# Given task
Without further comment, state how many lines in the listing below contain the word "Chairman".

Some records:
◆ ◆ ◆ ◆ ◆
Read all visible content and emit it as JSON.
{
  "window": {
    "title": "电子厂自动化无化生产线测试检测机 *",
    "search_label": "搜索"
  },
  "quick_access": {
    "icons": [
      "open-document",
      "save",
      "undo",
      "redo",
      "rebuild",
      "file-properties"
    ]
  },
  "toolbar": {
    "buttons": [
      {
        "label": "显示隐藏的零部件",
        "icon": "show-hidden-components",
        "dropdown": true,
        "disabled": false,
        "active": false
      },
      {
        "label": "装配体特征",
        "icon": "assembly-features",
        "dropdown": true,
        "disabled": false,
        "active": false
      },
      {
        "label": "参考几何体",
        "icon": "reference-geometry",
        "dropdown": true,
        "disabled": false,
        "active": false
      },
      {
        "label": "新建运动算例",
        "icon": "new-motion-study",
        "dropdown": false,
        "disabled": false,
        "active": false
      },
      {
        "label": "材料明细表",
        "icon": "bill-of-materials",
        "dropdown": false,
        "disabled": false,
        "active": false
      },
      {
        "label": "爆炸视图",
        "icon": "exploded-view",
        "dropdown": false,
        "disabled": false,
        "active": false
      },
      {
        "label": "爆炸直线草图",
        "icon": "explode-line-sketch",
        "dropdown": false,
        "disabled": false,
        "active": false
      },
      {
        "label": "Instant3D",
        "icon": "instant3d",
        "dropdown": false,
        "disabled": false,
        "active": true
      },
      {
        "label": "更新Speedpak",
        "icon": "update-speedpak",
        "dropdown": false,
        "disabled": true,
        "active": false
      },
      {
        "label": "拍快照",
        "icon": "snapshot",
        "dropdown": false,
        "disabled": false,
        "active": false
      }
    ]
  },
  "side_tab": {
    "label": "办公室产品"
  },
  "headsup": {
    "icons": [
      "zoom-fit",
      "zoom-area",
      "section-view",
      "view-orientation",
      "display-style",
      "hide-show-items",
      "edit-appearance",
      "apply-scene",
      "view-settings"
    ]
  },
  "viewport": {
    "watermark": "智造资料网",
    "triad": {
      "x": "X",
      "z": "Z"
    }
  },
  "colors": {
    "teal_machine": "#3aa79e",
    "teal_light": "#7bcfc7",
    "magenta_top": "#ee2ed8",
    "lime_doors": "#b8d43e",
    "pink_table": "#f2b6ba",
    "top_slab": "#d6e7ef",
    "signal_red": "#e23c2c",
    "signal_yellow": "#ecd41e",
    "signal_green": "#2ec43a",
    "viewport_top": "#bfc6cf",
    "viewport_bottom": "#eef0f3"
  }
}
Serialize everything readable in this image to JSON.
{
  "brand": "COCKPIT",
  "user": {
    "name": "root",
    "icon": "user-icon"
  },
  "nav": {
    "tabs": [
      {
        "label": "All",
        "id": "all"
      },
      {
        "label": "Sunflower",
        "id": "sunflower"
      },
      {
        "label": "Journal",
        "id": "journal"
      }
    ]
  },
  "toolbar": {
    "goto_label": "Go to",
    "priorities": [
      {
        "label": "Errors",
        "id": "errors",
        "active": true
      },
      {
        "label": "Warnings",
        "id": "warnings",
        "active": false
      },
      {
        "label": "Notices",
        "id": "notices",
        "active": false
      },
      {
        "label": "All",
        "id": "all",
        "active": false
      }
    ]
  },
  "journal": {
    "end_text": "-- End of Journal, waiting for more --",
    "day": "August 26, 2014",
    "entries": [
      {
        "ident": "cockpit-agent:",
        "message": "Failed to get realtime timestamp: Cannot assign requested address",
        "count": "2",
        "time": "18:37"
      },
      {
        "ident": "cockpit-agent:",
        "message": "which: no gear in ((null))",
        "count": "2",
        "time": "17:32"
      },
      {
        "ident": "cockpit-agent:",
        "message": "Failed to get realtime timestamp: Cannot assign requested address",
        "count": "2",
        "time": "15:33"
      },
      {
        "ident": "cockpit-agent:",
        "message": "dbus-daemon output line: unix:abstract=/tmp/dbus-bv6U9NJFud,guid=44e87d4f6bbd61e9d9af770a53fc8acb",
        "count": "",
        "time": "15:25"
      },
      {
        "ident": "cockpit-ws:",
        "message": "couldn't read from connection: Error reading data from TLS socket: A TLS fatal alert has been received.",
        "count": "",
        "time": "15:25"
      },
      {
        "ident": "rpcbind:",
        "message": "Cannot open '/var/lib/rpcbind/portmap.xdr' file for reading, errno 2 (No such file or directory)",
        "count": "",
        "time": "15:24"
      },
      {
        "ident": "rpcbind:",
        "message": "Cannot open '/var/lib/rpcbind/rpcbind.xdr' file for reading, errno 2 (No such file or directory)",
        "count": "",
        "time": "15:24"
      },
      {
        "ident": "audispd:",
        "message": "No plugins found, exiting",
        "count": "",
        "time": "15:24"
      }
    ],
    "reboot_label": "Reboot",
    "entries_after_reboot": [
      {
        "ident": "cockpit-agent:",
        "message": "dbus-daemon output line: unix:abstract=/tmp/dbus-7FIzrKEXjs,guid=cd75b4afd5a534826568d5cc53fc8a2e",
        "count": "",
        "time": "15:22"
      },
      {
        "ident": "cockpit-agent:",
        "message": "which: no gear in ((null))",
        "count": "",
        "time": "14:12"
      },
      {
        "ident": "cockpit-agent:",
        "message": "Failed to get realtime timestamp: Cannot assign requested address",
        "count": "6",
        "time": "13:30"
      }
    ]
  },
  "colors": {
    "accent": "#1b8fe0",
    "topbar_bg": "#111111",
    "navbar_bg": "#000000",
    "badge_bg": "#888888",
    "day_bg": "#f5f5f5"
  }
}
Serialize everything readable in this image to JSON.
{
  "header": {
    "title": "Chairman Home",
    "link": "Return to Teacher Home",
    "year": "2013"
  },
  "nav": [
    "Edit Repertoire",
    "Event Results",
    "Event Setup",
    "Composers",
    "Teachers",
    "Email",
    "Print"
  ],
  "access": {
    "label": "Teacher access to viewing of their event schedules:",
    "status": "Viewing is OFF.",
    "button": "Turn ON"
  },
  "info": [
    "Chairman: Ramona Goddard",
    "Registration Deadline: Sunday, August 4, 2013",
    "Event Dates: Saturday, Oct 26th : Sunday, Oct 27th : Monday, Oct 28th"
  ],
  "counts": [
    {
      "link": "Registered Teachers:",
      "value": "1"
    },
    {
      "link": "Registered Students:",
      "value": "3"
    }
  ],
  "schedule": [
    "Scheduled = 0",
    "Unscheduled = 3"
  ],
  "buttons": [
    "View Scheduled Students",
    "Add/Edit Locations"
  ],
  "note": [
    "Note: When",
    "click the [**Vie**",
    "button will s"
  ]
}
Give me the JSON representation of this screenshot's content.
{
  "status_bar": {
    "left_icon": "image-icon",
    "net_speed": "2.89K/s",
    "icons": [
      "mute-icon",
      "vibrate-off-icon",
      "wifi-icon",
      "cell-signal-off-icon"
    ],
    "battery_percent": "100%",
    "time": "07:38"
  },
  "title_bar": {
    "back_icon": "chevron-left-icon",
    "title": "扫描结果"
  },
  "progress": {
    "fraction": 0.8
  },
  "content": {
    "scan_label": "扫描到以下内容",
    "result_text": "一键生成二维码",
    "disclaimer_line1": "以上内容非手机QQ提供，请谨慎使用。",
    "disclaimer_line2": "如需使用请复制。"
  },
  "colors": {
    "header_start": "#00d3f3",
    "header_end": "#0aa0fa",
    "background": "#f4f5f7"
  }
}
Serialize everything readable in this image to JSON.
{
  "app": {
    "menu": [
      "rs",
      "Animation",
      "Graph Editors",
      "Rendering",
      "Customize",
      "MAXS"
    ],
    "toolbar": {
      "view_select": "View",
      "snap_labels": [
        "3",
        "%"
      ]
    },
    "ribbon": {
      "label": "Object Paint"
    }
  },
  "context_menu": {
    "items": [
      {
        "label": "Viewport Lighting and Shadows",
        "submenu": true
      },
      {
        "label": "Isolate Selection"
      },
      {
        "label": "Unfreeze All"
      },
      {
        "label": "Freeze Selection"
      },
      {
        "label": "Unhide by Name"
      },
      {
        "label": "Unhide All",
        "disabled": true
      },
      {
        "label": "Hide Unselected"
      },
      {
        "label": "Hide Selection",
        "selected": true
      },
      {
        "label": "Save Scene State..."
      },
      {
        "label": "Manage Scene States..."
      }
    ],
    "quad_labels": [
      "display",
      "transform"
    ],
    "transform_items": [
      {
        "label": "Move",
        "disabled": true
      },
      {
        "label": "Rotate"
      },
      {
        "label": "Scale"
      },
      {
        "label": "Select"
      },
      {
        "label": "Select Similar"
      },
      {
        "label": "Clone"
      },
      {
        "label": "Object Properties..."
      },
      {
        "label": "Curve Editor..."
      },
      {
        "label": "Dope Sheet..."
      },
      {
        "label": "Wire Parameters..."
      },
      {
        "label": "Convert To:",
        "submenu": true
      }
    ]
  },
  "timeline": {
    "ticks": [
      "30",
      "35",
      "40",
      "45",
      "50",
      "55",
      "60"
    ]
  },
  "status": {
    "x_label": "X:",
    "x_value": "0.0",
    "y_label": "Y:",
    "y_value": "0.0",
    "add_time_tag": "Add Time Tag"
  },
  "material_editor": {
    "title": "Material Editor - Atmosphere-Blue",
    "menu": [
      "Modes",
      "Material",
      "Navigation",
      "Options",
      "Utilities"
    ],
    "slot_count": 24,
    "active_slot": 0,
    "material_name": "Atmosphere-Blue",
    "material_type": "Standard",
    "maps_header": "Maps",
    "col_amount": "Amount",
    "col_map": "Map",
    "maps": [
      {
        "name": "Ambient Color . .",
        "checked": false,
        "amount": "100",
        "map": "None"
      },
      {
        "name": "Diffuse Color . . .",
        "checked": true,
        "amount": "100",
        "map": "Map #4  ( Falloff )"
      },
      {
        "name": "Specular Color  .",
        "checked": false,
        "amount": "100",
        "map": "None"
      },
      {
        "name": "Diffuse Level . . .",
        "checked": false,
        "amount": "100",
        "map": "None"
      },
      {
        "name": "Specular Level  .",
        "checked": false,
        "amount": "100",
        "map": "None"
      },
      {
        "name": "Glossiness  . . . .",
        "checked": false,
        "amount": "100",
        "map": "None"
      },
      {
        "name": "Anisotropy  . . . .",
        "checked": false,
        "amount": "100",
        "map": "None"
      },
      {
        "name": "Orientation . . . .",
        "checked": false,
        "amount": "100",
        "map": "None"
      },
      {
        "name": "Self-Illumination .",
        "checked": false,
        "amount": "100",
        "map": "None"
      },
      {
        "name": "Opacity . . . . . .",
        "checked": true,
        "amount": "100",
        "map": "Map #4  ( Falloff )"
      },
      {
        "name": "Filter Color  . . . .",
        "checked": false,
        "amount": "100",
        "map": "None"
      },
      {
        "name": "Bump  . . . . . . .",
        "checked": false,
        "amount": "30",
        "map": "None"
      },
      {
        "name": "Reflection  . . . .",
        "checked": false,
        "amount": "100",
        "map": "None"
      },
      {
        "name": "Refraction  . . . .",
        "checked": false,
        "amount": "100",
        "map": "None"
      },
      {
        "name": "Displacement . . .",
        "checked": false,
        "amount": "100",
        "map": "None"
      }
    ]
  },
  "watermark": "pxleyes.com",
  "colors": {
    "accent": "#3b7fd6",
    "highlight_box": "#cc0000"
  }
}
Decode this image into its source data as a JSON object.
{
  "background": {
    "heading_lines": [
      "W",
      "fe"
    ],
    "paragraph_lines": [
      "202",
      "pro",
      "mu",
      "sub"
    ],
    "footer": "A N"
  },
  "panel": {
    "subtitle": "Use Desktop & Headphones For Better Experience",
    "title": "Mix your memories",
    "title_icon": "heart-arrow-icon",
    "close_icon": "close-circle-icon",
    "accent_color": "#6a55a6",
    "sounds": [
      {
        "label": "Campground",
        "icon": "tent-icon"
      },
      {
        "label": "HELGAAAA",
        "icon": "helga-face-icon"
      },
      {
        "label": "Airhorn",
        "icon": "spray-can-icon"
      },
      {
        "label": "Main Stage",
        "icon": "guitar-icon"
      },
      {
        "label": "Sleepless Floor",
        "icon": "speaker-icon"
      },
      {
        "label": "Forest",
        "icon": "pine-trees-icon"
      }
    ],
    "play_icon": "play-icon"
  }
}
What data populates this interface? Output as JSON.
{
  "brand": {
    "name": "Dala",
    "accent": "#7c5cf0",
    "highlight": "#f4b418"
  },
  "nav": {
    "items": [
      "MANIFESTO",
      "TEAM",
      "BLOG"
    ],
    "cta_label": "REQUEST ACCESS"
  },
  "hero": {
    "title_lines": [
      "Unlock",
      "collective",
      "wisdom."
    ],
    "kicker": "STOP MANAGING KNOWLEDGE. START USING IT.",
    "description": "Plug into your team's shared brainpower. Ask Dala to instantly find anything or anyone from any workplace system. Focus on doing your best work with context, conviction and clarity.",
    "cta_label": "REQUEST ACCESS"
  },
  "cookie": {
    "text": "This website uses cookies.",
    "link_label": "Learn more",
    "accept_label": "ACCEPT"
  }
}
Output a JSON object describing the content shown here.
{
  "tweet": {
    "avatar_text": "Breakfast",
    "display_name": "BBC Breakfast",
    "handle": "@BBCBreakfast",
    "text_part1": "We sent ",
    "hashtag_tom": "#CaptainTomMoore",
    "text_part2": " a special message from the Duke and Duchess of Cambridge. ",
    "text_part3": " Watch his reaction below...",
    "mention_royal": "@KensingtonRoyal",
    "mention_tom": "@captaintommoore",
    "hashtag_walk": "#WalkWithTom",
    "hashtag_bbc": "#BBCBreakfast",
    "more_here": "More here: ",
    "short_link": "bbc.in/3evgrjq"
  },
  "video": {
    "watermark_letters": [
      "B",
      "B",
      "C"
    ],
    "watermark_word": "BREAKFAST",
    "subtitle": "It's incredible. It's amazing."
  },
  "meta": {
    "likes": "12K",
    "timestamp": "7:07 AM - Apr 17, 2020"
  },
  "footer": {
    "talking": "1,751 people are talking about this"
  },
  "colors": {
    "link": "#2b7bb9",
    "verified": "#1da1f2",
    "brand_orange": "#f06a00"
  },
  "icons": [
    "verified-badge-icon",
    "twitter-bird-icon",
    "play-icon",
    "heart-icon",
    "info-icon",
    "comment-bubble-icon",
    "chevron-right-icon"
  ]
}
◆ ◆ ◆ ◆ ◆
# Exercise output
2